PROBLEM REQUIREMENTS: Write out the data below exactly as given, without any of its pictures.

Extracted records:

___

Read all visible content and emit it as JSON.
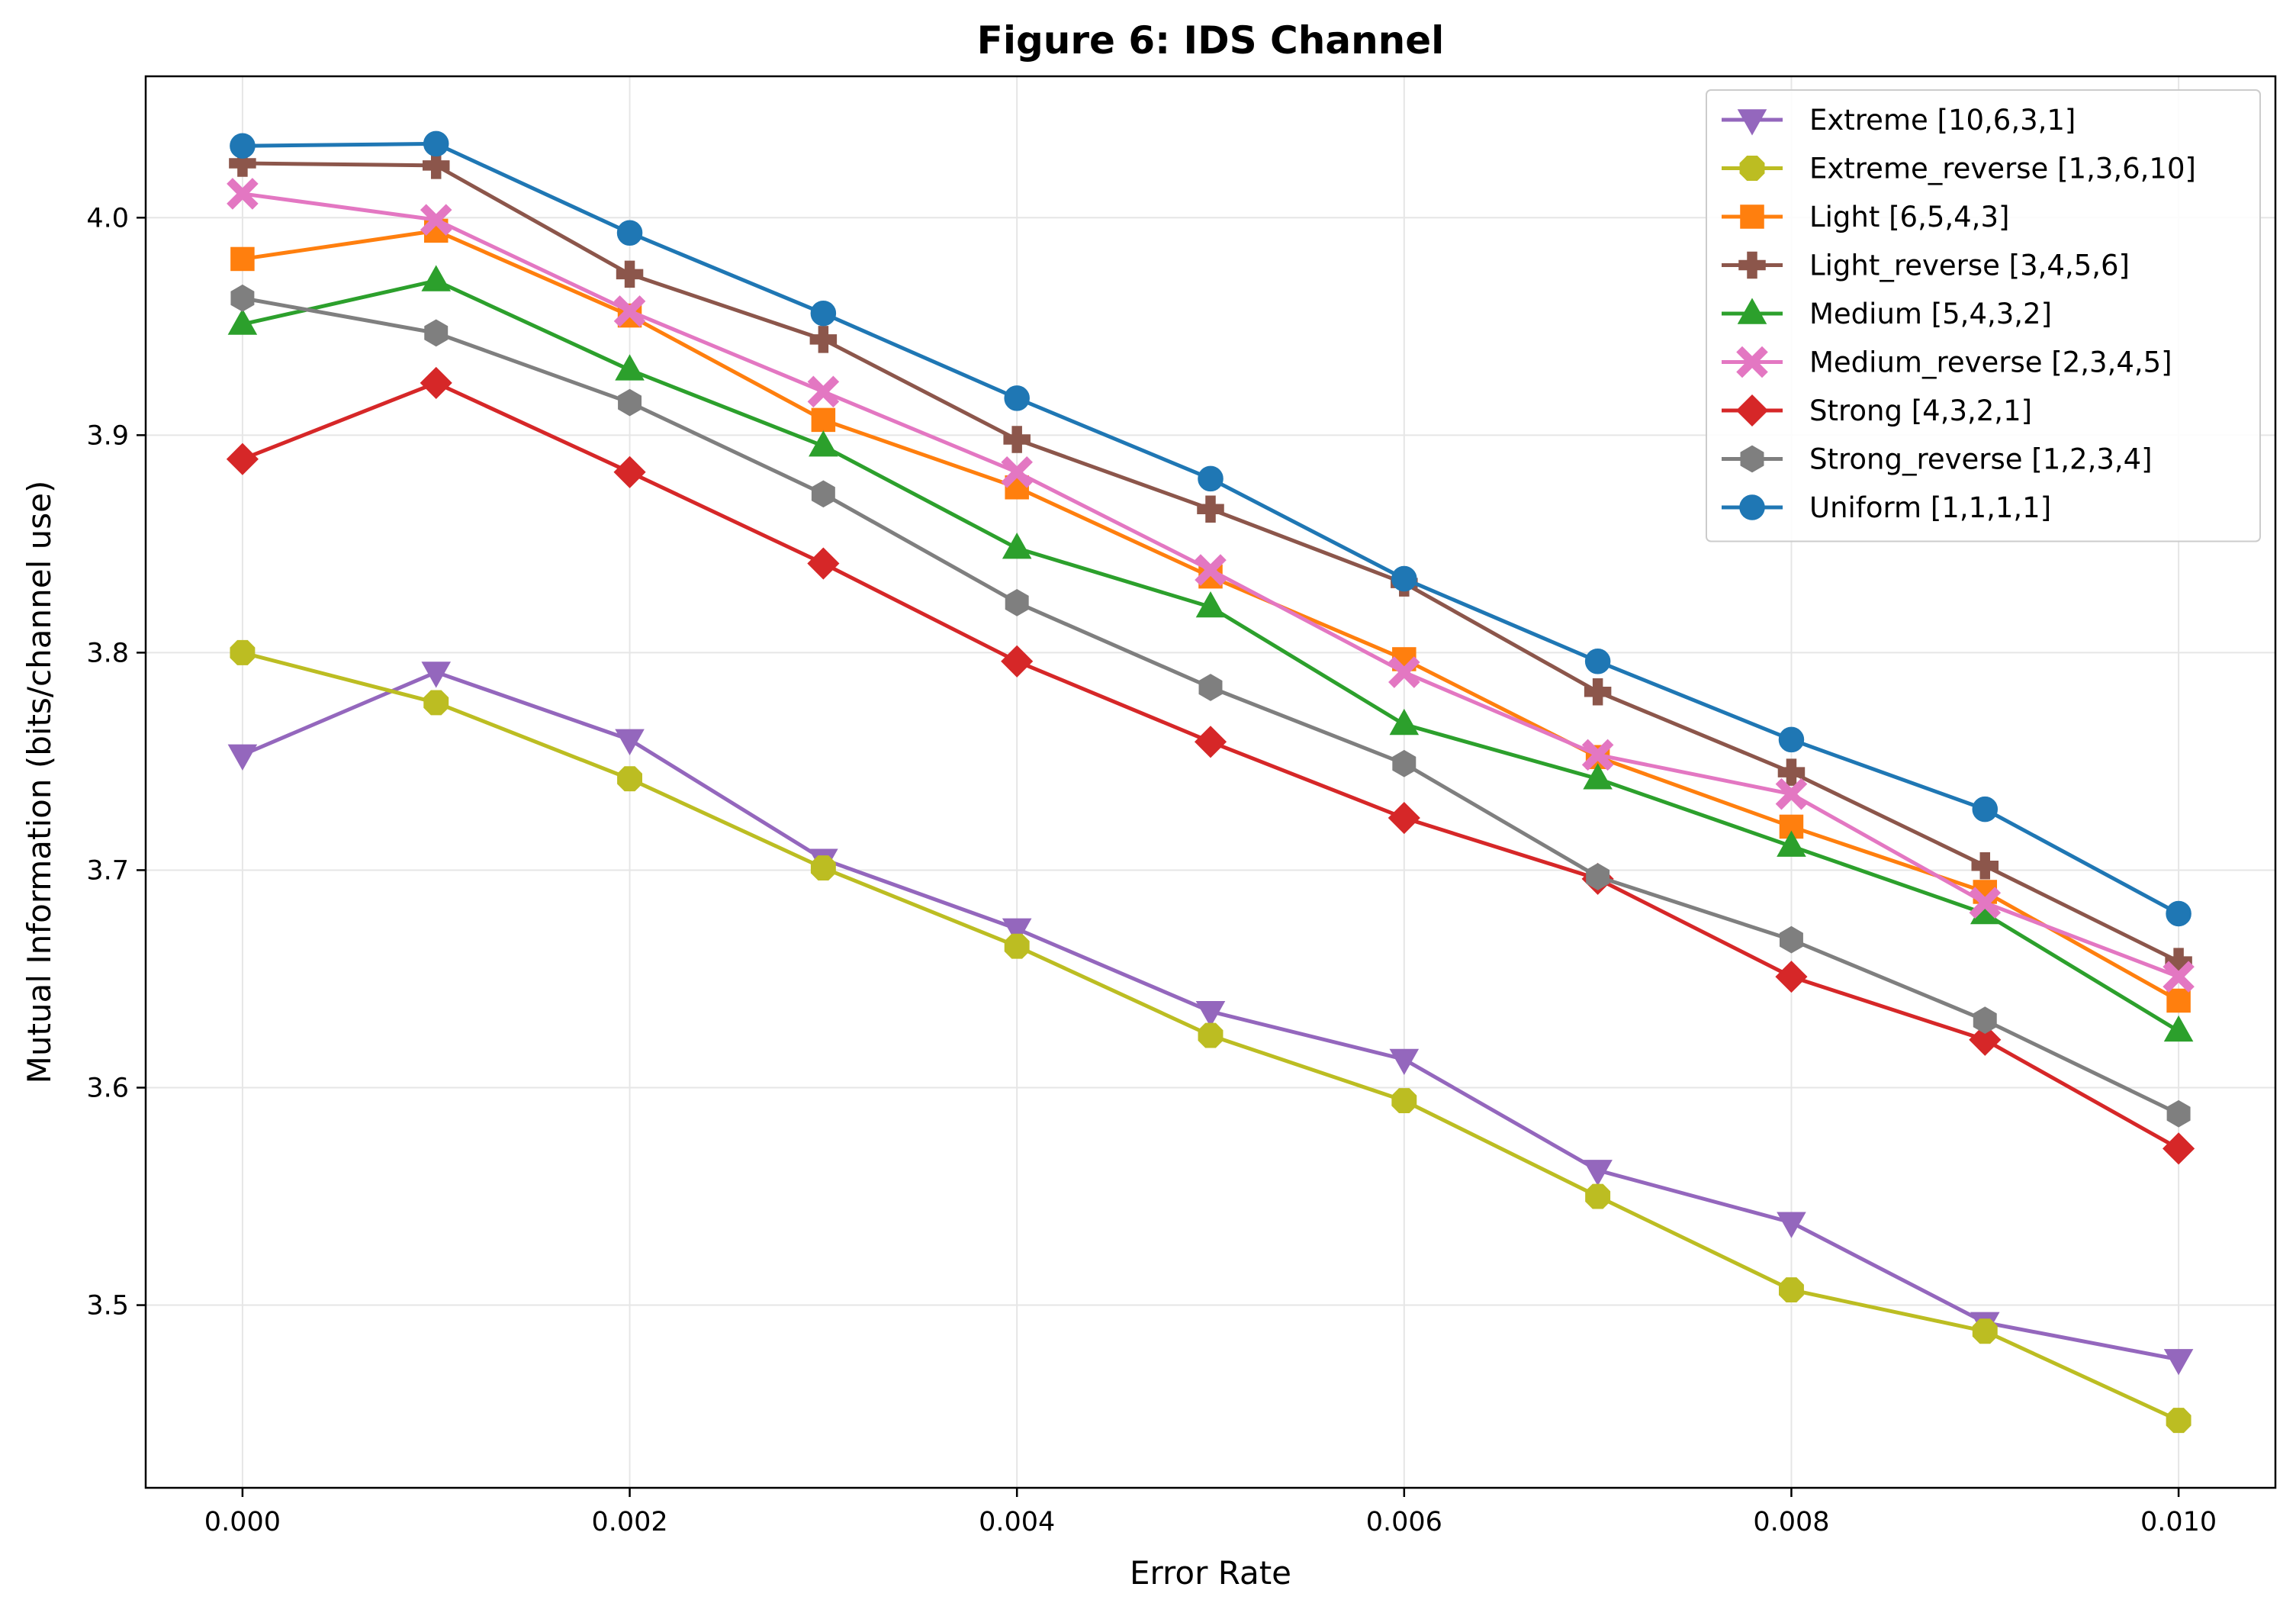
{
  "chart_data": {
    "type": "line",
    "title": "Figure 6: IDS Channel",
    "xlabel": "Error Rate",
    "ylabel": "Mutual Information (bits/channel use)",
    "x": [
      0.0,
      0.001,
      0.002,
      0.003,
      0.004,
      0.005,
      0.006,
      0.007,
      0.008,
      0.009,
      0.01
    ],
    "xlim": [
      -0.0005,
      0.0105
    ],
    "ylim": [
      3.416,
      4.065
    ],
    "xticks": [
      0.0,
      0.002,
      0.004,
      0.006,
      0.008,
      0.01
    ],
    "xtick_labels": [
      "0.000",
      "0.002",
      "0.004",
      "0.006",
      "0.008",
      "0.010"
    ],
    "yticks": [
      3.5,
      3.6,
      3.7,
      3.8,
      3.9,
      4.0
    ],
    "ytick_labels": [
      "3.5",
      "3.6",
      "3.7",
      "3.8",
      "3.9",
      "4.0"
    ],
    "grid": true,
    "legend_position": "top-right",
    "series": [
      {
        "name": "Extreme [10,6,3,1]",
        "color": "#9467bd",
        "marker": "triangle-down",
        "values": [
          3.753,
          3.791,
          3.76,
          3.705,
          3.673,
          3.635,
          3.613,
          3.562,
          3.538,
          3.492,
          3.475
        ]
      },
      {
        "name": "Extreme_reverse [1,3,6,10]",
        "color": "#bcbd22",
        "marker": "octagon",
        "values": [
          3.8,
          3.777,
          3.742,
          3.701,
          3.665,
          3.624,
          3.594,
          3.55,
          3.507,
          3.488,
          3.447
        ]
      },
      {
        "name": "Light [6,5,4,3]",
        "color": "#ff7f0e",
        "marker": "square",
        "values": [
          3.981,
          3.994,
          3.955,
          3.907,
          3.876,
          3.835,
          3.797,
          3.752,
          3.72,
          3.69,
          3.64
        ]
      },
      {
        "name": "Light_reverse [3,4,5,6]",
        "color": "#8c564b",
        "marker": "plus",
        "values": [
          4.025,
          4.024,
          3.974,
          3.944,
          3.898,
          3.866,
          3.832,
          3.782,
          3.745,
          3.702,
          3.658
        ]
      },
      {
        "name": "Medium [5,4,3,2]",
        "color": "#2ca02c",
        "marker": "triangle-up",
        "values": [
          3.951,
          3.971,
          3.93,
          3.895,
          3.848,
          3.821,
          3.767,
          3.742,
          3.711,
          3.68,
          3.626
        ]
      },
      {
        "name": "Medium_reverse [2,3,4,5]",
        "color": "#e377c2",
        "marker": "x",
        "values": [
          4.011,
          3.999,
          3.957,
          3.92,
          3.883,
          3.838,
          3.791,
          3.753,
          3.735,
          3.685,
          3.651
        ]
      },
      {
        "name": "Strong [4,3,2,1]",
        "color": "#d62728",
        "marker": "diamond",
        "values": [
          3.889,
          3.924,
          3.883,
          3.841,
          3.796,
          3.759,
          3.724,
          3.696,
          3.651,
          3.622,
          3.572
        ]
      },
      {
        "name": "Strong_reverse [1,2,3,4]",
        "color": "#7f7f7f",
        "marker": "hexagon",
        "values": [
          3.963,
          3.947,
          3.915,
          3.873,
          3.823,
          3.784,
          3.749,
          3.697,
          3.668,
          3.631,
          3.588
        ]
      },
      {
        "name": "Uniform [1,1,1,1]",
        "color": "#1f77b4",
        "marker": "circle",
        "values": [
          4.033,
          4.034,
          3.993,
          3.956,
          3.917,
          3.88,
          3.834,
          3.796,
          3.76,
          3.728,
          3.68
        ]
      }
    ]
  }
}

___

PROBLEM SOLUTION:
Read all visible content and emit it as JSON.
{
  "chart_data": {
    "type": "line",
    "title": "Figure 6: IDS Channel",
    "xlabel": "Error Rate",
    "ylabel": "Mutual Information (bits/channel use)",
    "x": [
      0.0,
      0.001,
      0.002,
      0.003,
      0.004,
      0.005,
      0.006,
      0.007,
      0.008,
      0.009,
      0.01
    ],
    "xlim": [
      -0.0005,
      0.0105
    ],
    "ylim": [
      3.416,
      4.065
    ],
    "xticks": [
      0.0,
      0.002,
      0.004,
      0.006,
      0.008,
      0.01
    ],
    "xtick_labels": [
      "0.000",
      "0.002",
      "0.004",
      "0.006",
      "0.008",
      "0.010"
    ],
    "yticks": [
      3.5,
      3.6,
      3.7,
      3.8,
      3.9,
      4.0
    ],
    "ytick_labels": [
      "3.5",
      "3.6",
      "3.7",
      "3.8",
      "3.9",
      "4.0"
    ],
    "grid": true,
    "legend_position": "top-right",
    "series": [
      {
        "name": "Extreme [10,6,3,1]",
        "color": "#9467bd",
        "marker": "triangle-down",
        "values": [
          3.753,
          3.791,
          3.76,
          3.705,
          3.673,
          3.635,
          3.613,
          3.562,
          3.538,
          3.492,
          3.475
        ]
      },
      {
        "name": "Extreme_reverse [1,3,6,10]",
        "color": "#bcbd22",
        "marker": "octagon",
        "values": [
          3.8,
          3.777,
          3.742,
          3.701,
          3.665,
          3.624,
          3.594,
          3.55,
          3.507,
          3.488,
          3.447
        ]
      },
      {
        "name": "Light [6,5,4,3]",
        "color": "#ff7f0e",
        "marker": "square",
        "values": [
          3.981,
          3.994,
          3.955,
          3.907,
          3.876,
          3.835,
          3.797,
          3.752,
          3.72,
          3.69,
          3.64
        ]
      },
      {
        "name": "Light_reverse [3,4,5,6]",
        "color": "#8c564b",
        "marker": "plus",
        "values": [
          4.025,
          4.024,
          3.974,
          3.944,
          3.898,
          3.866,
          3.832,
          3.782,
          3.745,
          3.702,
          3.658
        ]
      },
      {
        "name": "Medium [5,4,3,2]",
        "color": "#2ca02c",
        "marker": "triangle-up",
        "values": [
          3.951,
          3.971,
          3.93,
          3.895,
          3.848,
          3.821,
          3.767,
          3.742,
          3.711,
          3.68,
          3.626
        ]
      },
      {
        "name": "Medium_reverse [2,3,4,5]",
        "color": "#e377c2",
        "marker": "x",
        "values": [
          4.011,
          3.999,
          3.957,
          3.92,
          3.883,
          3.838,
          3.791,
          3.753,
          3.735,
          3.685,
          3.651
        ]
      },
      {
        "name": "Strong [4,3,2,1]",
        "color": "#d62728",
        "marker": "diamond",
        "values": [
          3.889,
          3.924,
          3.883,
          3.841,
          3.796,
          3.759,
          3.724,
          3.696,
          3.651,
          3.622,
          3.572
        ]
      },
      {
        "name": "Strong_reverse [1,2,3,4]",
        "color": "#7f7f7f",
        "marker": "hexagon",
        "values": [
          3.963,
          3.947,
          3.915,
          3.873,
          3.823,
          3.784,
          3.749,
          3.697,
          3.668,
          3.631,
          3.588
        ]
      },
      {
        "name": "Uniform [1,1,1,1]",
        "color": "#1f77b4",
        "marker": "circle",
        "values": [
          4.033,
          4.034,
          3.993,
          3.956,
          3.917,
          3.88,
          3.834,
          3.796,
          3.76,
          3.728,
          3.68
        ]
      }
    ]
  }
}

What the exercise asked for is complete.